Challenge a:
Copy the entries from their first line through the line containing "chart-title: RMSD bbox=[368, 32, 430, 57]", including both of those lines.

Passage:
----------

The Teacher’s Role in Student Mental Health.
Hopefully, we’ve all had teachers in our lives that made a mark. A positive mark. The kind of teachers that stepped beyond academics and paid attention to our mental well-being too. The type of teachers who refused to view us as a number of the system and took the time to learn about who we are.
Now I know we live in a numerical world, where our scores and marks determine how we are ‘seen’ and what we will be.
Don’t get me wrong, I believe in testing well for one’s personal goals. But more so, I advocate the importance of rearing good, kind, healthy human beings. A success that isn’t measured by your ability to memorize and repeat.
I am lucky to have crossed paths with one of the special-kind and unfortunate to have experienced many who were straight-up textbook teachers. One’s who regurgitated knowledge in pursuit of our retention.
But let’s shine the spotlight our those gems that deserve recognition.
So I’ll take you back to 2006. The year I met a teacher who had a lifelong influence and shaped me into the person I am today. I’ll spare you the details. But for a 9-year-old, I went through two significant changes in under a year. I had recently experienced the loss of my father and shortly after moved from South Africa, my home, to the UK. I know what you’re thinking, how bad could it be? And yes, it ended up being a magical adventure. But as a youngin, I was leaving all I had known behind. Soldiering on~ these changes had directly impacted my well-being but, still, we move. There were more factors at play though the gist was that things were rough.
The English school year begins in September, so I started school in the middle of year 5 (Grade 5). Hands down my worst academic year. I know it’s primary school but as a kid who valued scholarly achievements, it was dismal. I couldn’t keep up with the workload and the pressure I felt of being a new immigrant, fighting off old stereotypes. The school didn’t ease that transition. I felt the weight of having to start all over again, making friends, learning an advanced curriculum, and proving myself. I guess the latter was self-inflicted, I burdened myself with the feeling of needing to prove I deserved to be there. There I was trying to catch up while my teacher failed to recognize anything beyond my substandard marks. She chose to ignore the reflection or deeper meaning behind those numerical values. Zero guidance, zero understanding. She gave me ‘just another dumb foreigner’ vibes. Class dismissed.

----------

Challenge b:
In the passage on the teacher's role in student mental health, which country did the writer move from before moving to the UK?

[Annotated region listings]
----------

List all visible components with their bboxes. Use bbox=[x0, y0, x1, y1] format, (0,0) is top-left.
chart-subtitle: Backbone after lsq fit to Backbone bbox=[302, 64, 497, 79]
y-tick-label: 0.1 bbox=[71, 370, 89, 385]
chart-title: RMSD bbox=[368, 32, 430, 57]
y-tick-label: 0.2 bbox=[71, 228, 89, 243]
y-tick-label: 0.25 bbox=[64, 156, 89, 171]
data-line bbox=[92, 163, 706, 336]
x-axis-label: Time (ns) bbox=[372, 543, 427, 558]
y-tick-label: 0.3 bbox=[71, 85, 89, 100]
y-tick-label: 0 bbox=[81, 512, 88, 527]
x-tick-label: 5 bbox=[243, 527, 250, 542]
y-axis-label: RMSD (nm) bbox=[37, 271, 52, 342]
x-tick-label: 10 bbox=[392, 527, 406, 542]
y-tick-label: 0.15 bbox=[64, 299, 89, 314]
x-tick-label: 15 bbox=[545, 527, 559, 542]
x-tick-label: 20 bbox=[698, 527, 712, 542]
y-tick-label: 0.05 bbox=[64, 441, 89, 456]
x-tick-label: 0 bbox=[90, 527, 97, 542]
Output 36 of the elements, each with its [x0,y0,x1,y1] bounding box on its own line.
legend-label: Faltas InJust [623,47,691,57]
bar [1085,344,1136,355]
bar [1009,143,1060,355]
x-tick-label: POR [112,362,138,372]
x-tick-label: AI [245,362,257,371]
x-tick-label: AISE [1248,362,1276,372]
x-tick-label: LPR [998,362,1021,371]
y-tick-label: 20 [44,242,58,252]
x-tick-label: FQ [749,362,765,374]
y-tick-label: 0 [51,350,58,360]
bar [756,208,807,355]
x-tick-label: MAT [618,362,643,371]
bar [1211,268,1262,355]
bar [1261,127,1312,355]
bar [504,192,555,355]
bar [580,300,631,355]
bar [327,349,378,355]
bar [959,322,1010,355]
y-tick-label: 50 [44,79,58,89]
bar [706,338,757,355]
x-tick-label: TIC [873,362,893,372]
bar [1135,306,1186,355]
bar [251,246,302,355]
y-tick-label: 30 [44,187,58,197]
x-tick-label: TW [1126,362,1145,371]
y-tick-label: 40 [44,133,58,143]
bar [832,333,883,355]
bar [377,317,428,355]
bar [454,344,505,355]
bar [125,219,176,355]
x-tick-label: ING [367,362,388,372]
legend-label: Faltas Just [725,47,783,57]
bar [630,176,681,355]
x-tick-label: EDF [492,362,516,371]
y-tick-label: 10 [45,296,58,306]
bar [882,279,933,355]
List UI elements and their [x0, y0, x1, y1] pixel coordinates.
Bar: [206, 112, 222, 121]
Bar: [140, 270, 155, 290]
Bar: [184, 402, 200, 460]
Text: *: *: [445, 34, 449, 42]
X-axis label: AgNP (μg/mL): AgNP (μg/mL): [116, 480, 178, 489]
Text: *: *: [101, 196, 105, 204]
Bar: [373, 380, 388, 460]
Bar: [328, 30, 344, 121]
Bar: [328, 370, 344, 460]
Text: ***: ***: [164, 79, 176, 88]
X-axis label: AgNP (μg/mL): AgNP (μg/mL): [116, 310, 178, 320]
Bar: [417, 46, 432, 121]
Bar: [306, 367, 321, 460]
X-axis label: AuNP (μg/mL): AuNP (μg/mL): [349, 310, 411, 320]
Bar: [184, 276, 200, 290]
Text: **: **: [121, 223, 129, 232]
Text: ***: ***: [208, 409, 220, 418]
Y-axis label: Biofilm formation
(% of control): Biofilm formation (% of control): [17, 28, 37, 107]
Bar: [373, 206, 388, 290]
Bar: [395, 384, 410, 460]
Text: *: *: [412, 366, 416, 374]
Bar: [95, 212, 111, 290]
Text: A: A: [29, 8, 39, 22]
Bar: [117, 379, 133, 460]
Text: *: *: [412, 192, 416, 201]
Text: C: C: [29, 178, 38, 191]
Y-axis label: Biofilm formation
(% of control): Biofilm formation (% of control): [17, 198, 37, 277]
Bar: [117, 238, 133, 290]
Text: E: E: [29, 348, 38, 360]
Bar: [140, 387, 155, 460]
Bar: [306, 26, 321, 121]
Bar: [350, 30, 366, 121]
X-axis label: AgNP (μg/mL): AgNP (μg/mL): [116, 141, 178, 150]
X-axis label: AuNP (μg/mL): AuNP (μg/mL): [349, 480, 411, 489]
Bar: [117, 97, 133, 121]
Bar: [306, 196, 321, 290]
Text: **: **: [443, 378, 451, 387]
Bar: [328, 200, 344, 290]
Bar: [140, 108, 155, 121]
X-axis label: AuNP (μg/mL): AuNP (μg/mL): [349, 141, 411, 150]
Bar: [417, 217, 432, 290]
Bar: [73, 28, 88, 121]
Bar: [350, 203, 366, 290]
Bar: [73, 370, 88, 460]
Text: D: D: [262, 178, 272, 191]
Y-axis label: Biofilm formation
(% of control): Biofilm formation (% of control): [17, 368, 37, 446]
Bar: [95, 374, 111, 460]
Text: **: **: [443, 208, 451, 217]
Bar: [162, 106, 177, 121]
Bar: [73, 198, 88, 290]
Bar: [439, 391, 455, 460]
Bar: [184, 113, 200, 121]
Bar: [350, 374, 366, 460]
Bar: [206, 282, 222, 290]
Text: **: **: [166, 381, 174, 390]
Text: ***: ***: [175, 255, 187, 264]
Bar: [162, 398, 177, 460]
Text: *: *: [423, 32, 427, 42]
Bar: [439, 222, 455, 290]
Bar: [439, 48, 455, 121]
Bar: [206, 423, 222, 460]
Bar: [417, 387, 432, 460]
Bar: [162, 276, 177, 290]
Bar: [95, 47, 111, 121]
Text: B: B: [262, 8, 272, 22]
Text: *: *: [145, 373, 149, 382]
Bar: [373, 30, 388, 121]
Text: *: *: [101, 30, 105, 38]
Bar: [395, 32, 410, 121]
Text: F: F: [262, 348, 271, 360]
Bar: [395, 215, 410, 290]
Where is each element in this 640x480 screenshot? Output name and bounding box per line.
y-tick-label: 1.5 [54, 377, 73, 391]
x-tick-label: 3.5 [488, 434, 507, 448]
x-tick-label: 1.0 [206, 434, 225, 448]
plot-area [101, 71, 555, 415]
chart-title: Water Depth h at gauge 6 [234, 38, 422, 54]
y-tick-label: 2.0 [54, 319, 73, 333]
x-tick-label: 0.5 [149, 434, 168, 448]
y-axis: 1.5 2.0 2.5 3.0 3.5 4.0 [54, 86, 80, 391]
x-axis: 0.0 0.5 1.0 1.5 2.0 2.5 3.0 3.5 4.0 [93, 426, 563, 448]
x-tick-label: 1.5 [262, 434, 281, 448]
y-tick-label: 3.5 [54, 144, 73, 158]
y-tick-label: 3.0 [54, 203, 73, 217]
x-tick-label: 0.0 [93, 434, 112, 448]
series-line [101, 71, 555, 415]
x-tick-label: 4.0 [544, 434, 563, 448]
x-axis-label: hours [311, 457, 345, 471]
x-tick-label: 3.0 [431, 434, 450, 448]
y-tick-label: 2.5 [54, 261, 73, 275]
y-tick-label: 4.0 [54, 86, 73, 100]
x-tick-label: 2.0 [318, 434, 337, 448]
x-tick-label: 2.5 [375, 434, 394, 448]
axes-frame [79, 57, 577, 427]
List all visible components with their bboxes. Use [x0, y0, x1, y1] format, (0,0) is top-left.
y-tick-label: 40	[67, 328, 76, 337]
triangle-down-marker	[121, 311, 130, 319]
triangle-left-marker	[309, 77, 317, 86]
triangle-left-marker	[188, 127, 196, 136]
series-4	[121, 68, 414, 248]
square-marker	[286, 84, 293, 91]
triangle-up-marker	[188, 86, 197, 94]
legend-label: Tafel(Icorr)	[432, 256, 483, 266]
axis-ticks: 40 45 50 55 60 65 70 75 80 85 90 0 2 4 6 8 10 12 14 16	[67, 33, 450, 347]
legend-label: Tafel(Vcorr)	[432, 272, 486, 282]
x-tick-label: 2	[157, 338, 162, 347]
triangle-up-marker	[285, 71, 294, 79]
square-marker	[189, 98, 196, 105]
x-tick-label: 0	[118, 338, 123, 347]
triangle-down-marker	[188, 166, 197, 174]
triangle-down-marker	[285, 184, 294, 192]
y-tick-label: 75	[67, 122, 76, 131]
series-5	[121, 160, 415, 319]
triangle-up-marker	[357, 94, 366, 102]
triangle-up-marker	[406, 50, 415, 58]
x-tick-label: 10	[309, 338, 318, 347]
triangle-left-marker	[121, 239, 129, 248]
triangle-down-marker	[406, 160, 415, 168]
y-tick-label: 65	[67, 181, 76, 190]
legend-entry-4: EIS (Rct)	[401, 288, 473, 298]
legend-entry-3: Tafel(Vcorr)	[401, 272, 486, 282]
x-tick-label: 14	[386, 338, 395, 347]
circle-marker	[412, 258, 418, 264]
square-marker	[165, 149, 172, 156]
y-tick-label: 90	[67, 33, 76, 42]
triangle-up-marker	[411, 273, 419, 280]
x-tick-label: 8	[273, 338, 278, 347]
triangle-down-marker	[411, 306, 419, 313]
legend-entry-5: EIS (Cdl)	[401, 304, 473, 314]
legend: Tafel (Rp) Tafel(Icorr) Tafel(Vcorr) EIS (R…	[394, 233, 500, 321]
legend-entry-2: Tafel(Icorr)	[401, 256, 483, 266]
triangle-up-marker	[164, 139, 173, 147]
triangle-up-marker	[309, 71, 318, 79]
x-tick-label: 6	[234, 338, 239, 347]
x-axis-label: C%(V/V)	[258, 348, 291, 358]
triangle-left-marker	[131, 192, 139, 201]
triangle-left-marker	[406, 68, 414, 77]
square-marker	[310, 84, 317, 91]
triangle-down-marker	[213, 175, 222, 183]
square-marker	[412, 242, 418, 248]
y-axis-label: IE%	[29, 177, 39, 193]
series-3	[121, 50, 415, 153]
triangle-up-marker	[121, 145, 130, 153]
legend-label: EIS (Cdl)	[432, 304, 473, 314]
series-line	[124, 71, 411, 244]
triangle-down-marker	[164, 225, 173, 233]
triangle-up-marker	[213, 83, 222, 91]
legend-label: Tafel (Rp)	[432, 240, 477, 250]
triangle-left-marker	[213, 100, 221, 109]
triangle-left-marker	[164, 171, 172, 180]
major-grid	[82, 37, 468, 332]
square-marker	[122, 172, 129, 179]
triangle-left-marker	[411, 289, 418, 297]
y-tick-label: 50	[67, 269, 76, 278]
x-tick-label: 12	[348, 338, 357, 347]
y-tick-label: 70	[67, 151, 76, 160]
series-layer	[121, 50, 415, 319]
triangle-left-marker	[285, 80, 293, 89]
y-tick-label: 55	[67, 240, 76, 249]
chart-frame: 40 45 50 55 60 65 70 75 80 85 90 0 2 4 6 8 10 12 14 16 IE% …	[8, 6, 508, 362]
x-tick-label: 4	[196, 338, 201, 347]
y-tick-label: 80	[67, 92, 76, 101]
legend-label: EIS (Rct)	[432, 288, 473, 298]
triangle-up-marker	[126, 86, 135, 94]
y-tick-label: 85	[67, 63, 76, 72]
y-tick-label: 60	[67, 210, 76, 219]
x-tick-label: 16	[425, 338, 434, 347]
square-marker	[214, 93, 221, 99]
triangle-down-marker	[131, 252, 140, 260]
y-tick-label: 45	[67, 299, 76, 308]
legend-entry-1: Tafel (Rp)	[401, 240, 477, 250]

----------

Right answer a:
List all visible components with their bboxes. Use bbox=[x0, y0, x1, y1] format, (0,0) is top-left.
chart-subtitle: Backbone after lsq fit to Backbone bbox=[302, 64, 497, 79]
y-tick-label: 0.1 bbox=[71, 370, 89, 385]
chart-title: RMSD bbox=[368, 32, 430, 57]

Right answer b:
South Africa